> **TASK DATA**:
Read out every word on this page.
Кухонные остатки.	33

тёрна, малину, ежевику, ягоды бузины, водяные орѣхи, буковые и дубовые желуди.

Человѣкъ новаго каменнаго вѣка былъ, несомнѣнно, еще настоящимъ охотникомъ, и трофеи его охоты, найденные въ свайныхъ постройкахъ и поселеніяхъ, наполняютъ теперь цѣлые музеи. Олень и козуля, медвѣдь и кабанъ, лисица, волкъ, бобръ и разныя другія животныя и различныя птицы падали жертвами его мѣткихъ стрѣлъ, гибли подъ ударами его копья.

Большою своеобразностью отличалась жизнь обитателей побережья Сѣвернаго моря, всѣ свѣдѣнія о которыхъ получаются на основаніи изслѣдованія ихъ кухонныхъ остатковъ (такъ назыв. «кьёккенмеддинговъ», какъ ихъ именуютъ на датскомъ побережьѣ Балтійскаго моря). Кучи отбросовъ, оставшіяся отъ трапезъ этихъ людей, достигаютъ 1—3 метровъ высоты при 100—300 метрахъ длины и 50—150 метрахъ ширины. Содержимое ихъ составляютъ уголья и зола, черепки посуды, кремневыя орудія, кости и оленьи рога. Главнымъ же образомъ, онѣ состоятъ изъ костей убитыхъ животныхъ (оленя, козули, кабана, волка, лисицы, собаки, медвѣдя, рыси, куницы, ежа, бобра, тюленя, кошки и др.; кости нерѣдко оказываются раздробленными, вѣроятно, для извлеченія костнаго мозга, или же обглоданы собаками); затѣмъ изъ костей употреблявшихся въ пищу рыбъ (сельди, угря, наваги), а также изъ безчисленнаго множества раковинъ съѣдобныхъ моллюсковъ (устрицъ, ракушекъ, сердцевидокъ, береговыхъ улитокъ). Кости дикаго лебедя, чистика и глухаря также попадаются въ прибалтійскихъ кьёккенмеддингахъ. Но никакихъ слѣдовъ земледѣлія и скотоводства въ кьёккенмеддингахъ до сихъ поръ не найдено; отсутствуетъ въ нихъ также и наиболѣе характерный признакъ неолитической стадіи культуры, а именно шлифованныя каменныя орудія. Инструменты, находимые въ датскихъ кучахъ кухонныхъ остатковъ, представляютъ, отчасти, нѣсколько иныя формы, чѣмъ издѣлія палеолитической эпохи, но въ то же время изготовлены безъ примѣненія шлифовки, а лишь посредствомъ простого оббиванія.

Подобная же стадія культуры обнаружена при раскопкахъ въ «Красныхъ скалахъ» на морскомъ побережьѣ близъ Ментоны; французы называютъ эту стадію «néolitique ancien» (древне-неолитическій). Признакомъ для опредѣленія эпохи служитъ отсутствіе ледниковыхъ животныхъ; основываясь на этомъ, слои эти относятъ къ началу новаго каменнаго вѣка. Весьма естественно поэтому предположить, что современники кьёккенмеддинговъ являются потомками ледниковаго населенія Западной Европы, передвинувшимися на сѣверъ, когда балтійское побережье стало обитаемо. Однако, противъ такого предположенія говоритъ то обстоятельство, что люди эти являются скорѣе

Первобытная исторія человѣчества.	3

> **TASK GOAL**: Reproduce the material in full, with no word added or dropped.

> **CORRECT OUTPUT**:
Read out every word on this page.
Кухонные остатки.	33

тёрна, малину, ежевику, ягоды бузины, водяные орѣхи, буковые и дубовые желуди.

Человѣкъ новаго каменнаго вѣка былъ, несомнѣнно, еще настоящимъ охотникомъ, и трофеи его охоты, найденные въ свайныхъ постройкахъ и поселеніяхъ, наполняютъ теперь цѣлые музеи. Олень и козуля, медвѣдь и кабанъ, лисица, волкъ, бобръ и разныя другія животныя и различныя птицы падали жертвами его мѣткихъ стрѣлъ, гибли подъ ударами его копья.

Большою своеобразностью отличалась жизнь обитателей побережья Сѣвернаго моря, всѣ свѣдѣнія о которыхъ получаются на основаніи изслѣдованія ихъ кухонныхъ остатковъ (такъ назыв. «кьёккенмеддинговъ», какъ ихъ именуютъ на датскомъ побережьѣ Балтійскаго моря). Кучи отбросовъ, оставшіяся отъ трапезъ этихъ людей, достигаютъ 1—3 метровъ высоты при 100—300 метрахъ длины и 50—150 метрахъ ширины. Содержимое ихъ составляютъ уголья и зола, черепки посуды, кремневыя орудія, кости и оленьи рога. Главнымъ же образомъ, онѣ состоятъ изъ костей убитыхъ животныхъ (оленя, козули, кабана, волка, лисицы, собаки, медвѣдя, рыси, куницы, ежа, бобра, тюленя, кошки и др.; кости нерѣдко оказываются раздробленными, вѣроятно, для извлеченія костнаго мозга, или же обглоданы собаками); затѣмъ изъ костей употреблявшихся въ пищу рыбъ (сельди, угря, наваги), а также изъ безчисленнаго множества раковинъ съѣдобныхъ моллюсковъ (устрицъ, ракушекъ, сердцевидокъ, береговыхъ улитокъ). Кости дикаго лебедя, чистика и глухаря также попадаются въ прибалтійскихъ кьёккенмеддингахъ. Но никакихъ слѣдовъ земледѣлія и скотоводства въ кьёккенмеддингахъ до сихъ поръ не найдено; отсутствуетъ въ нихъ также и наиболѣе характерный признакъ неолитической стадіи культуры, а именно шлифованныя каменныя орудія. Инструменты, находимые въ датскихъ кучахъ кухонныхъ остатковъ, представляютъ, отчасти, нѣсколько иныя формы, чѣмъ издѣлія палеолитической эпохи, но въ то же время изготовлены безъ примѣненія шлифовки, а лишь посредствомъ простого оббиванія.

Подобная же стадія культуры обнаружена при раскопкахъ въ «Красныхъ скалахъ» на морскомъ побережьѣ близъ Ментоны; французы называютъ эту стадію «néolitique ancien» (древне-неолитическій). Признакомъ для опредѣленія эпохи служитъ отсутствіе ледниковыхъ животныхъ; основываясь на этомъ, слои эти относятъ къ началу новаго каменнаго вѣка. Весьма естественно поэтому предположить, что современники кьёккенмеддинговъ являются потомками ледниковаго населенія Западной Европы, передвинувшимися на сѣверъ, когда балтійское побережье стало обитаемо. Однако, противъ такого предположенія говоритъ то обстоятельство, что люди эти являются скорѣе

Первобытная исторія человѣчества.	3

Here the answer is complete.